Repeat the records word for word, excluding any picture.

Records from a dataset >>

__________________________________________________

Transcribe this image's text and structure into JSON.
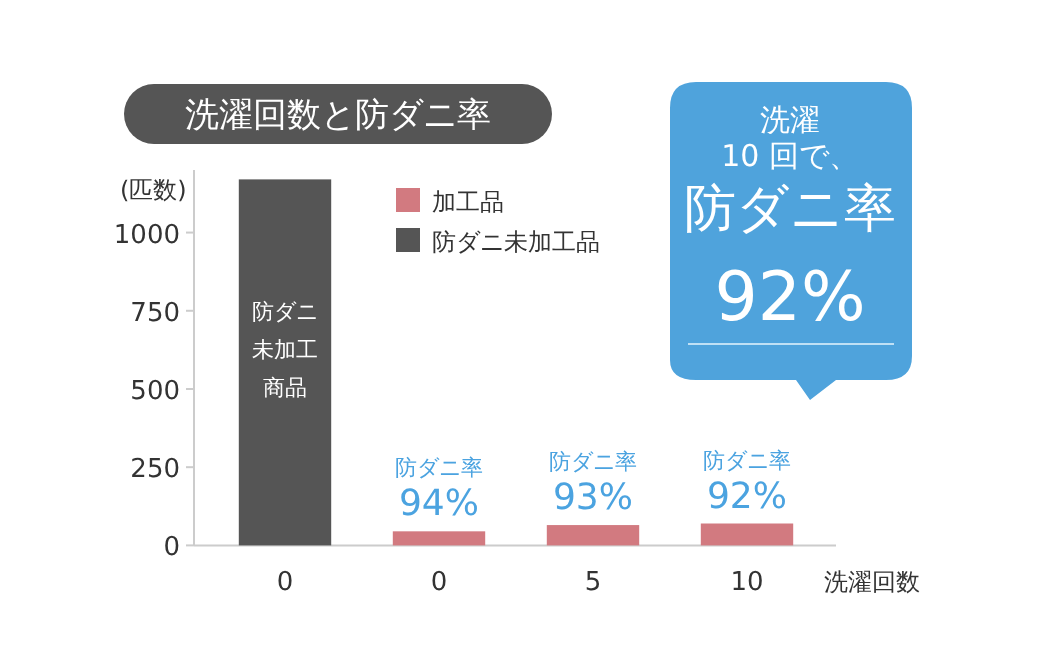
{
  "chart_data": {
    "type": "bar",
    "title": "洗濯回数と防ダニ率",
    "ylabel": "(匹数)",
    "xlabel": "洗濯回数",
    "categories": [
      "0",
      "0",
      "5",
      "10"
    ],
    "series": [
      {
        "name": "加工品",
        "color": "#d27a80",
        "values": [
          null,
          45,
          65,
          70
        ],
        "value_labels": [
          null,
          "防ダニ率\n94%",
          "防ダニ率\n93%",
          "防ダニ率\n92%"
        ]
      },
      {
        "name": "防ダニ未加工品",
        "color": "#555555",
        "values": [
          1170,
          null,
          null,
          null
        ],
        "value_labels": [
          "防ダニ未加工商品",
          null,
          null,
          null
        ]
      }
    ],
    "ylim": [
      0,
      1200
    ],
    "yticks": [
      0,
      250,
      500,
      750,
      1000
    ],
    "grid": false,
    "legend": "top",
    "annotations": [
      "洗濯",
      "10 回で、",
      "防ダニ率",
      "92%"
    ]
  }
}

__________________________________________________

SOLUTION TO THIS TASK >>
Transcribe this image's text and structure into JSON.
{
  "chart_data": {
    "type": "bar",
    "title": "洗濯回数と防ダニ率",
    "ylabel": "(匹数)",
    "xlabel": "洗濯回数",
    "categories": [
      "0",
      "0",
      "5",
      "10"
    ],
    "series": [
      {
        "name": "加工品",
        "color": "#d27a80",
        "values": [
          null,
          45,
          65,
          70
        ],
        "value_labels": [
          null,
          "防ダニ率\n94%",
          "防ダニ率\n93%",
          "防ダニ率\n92%"
        ]
      },
      {
        "name": "防ダニ未加工品",
        "color": "#555555",
        "values": [
          1170,
          null,
          null,
          null
        ],
        "value_labels": [
          "防ダニ未加工商品",
          null,
          null,
          null
        ]
      }
    ],
    "ylim": [
      0,
      1200
    ],
    "yticks": [
      0,
      250,
      500,
      750,
      1000
    ],
    "grid": false,
    "legend": "top",
    "annotations": [
      "洗濯",
      "10 回で、",
      "防ダニ率",
      "92%"
    ]
  }
}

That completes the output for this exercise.